Your instructions
The listing below should be copied in full, word for word.

Data to use

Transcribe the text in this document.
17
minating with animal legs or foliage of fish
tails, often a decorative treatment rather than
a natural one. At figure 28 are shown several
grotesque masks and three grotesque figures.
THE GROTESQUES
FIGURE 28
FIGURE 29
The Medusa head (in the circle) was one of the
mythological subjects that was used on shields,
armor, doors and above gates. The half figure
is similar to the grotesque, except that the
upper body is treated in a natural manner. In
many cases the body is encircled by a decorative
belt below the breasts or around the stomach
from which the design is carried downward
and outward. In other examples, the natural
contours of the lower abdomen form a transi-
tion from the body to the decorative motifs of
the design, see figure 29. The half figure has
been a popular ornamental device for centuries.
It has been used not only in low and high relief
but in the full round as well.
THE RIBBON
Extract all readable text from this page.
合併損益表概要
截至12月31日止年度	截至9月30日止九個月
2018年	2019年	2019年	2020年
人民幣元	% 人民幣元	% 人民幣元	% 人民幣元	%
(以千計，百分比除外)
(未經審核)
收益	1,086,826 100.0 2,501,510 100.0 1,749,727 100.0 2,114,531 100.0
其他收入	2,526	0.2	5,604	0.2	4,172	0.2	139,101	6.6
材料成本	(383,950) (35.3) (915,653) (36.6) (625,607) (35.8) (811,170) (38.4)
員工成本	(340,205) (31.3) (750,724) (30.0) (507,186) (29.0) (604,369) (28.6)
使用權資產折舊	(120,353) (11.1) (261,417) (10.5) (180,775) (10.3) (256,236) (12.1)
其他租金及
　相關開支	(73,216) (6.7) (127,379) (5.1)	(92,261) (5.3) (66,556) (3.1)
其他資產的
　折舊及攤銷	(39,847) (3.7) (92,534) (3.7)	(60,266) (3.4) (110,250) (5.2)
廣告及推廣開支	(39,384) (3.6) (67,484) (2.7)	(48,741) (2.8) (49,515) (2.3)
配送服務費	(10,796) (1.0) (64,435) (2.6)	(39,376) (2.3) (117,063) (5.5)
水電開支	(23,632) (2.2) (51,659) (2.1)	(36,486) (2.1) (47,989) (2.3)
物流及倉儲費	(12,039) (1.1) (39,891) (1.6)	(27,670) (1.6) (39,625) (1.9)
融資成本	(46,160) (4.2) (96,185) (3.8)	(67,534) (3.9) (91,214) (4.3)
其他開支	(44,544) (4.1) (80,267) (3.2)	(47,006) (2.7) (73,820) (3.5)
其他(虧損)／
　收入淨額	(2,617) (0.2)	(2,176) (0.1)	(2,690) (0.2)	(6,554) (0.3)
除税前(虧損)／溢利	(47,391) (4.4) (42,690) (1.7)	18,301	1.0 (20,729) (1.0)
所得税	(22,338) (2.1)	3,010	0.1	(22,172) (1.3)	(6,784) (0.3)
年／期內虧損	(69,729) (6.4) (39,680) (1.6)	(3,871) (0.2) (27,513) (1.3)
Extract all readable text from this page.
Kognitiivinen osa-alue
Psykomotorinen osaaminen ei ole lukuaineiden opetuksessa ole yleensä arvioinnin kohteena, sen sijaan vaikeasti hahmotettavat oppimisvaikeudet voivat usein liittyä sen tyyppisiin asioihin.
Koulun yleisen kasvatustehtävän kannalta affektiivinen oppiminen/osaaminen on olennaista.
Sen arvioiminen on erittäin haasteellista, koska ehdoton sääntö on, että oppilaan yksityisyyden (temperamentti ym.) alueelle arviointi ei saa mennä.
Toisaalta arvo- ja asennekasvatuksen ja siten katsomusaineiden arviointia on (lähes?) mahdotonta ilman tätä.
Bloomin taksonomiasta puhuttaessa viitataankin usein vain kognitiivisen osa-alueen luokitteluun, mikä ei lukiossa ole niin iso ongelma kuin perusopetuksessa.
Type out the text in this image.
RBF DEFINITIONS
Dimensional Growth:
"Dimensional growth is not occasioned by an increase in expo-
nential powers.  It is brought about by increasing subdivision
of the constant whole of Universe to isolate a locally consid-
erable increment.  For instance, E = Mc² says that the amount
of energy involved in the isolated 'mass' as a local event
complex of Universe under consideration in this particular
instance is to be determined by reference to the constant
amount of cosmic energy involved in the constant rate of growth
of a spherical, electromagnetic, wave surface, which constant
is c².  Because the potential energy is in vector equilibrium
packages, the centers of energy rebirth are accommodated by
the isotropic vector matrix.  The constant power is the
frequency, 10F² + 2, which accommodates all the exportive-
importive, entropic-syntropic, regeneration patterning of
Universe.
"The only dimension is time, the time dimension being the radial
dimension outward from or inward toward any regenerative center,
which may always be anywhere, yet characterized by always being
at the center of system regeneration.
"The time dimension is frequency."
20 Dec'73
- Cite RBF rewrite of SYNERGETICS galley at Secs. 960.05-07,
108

Correct output
Transcribe the text in this document.
17
minating with animal legs or foliage of fish
tails, often a decorative treatment rather than
a natural one. At figure 28 are shown several
grotesque masks and three grotesque figures.
THE GROTESQUES
FIGURE 28
FIGURE 29
The Medusa head (in the circle) was one of the
mythological subjects that was used on shields,
armor, doors and above gates. The half figure
is similar to the grotesque, except that the
upper body is treated in a natural manner. In
many cases the body is encircled by a decorative
belt below the breasts or around the stomach
from which the design is carried downward
and outward. In other examples, the natural
contours of the lower abdomen form a transi-
tion from the body to the decorative motifs of
the design, see figure 29. The half figure has
been a popular ornamental device for centuries.
It has been used not only in low and high relief
but in the full round as well.
THE RIBBON
Extract all readable text from this page.
合併損益表概要
截至12月31日止年度	截至9月30日止九個月
2018年	2019年	2019年	2020年
人民幣元	% 人民幣元	% 人民幣元	% 人民幣元	%
(以千計，百分比除外)
(未經審核)
收益	1,086,826 100.0 2,501,510 100.0 1,749,727 100.0 2,114,531 100.0
其他收入	2,526	0.2	5,604	0.2	4,172	0.2	139,101	6.6
材料成本	(383,950) (35.3) (915,653) (36.6) (625,607) (35.8) (811,170) (38.4)
員工成本	(340,205) (31.3) (750,724) (30.0) (507,186) (29.0) (604,369) (28.6)
使用權資產折舊	(120,353) (11.1) (261,417) (10.5) (180,775) (10.3) (256,236) (12.1)
其他租金及
　相關開支	(73,216) (6.7) (127,379) (5.1)	(92,261) (5.3) (66,556) (3.1)
其他資產的
　折舊及攤銷	(39,847) (3.7) (92,534) (3.7)	(60,266) (3.4) (110,250) (5.2)
廣告及推廣開支	(39,384) (3.6) (67,484) (2.7)	(48,741) (2.8) (49,515) (2.3)
配送服務費	(10,796) (1.0) (64,435) (2.6)	(39,376) (2.3) (117,063) (5.5)
水電開支	(23,632) (2.2) (51,659) (2.1)	(36,486) (2.1) (47,989) (2.3)
物流及倉儲費	(12,039) (1.1) (39,891) (1.6)	(27,670) (1.6) (39,625) (1.9)
融資成本	(46,160) (4.2) (96,185) (3.8)	(67,534) (3.9) (91,214) (4.3)
其他開支	(44,544) (4.1) (80,267) (3.2)	(47,006) (2.7) (73,820) (3.5)
其他(虧損)／
　收入淨額	(2,617) (0.2)	(2,176) (0.1)	(2,690) (0.2)	(6,554) (0.3)
除税前(虧損)／溢利	(47,391) (4.4) (42,690) (1.7)	18,301	1.0 (20,729) (1.0)
所得税	(22,338) (2.1)	3,010	0.1	(22,172) (1.3)	(6,784) (0.3)
年／期內虧損	(69,729) (6.4) (39,680) (1.6)	(3,871) (0.2) (27,513) (1.3)
Extract all readable text from this page.
Kognitiivinen osa-alue
Psykomotorinen osaaminen ei ole lukuaineiden opetuksessa ole yleensä arvioinnin kohteena, sen sijaan vaikeasti hahmotettavat oppimisvaikeudet voivat usein liittyä sen tyyppisiin asioihin.
Koulun yleisen kasvatustehtävän kannalta affektiivinen oppiminen/osaaminen on olennaista.
Sen arvioiminen on erittäin haasteellista, koska ehdoton sääntö on, että oppilaan yksityisyyden (temperamentti ym.) alueelle arviointi ei saa mennä.
Toisaalta arvo- ja asennekasvatuksen ja siten katsomusaineiden arviointia on (lähes?) mahdotonta ilman tätä.
Bloomin taksonomiasta puhuttaessa viitataankin usein vain kognitiivisen osa-alueen luokitteluun, mikä ei lukiossa ole niin iso ongelma kuin perusopetuksessa.
Type out the text in this image.
RBF DEFINITIONS
Dimensional Growth:
"Dimensional growth is not occasioned by an increase in expo-
nential powers.  It is brought about by increasing subdivision
of the constant whole of Universe to isolate a locally consid-
erable increment.  For instance, E = Mc² says that the amount
of energy involved in the isolated 'mass' as a local event
complex of Universe under consideration in this particular
instance is to be determined by reference to the constant
amount of cosmic energy involved in the constant rate of growth
of a spherical, electromagnetic, wave surface, which constant
is c².  Because the potential energy is in vector equilibrium
packages, the centers of energy rebirth are accommodated by
the isotropic vector matrix.  The constant power is the
frequency, 10F² + 2, which accommodates all the exportive-
importive, entropic-syntropic, regeneration patterning of
Universe.
"The only dimension is time, the time dimension being the radial
dimension outward from or inward toward any regenerative center,
which may always be anywhere, yet characterized by always being
at the center of system regeneration.
"The time dimension is frequency."
20 Dec'73
- Cite RBF rewrite of SYNERGETICS galley at Secs. 960.05-07,
108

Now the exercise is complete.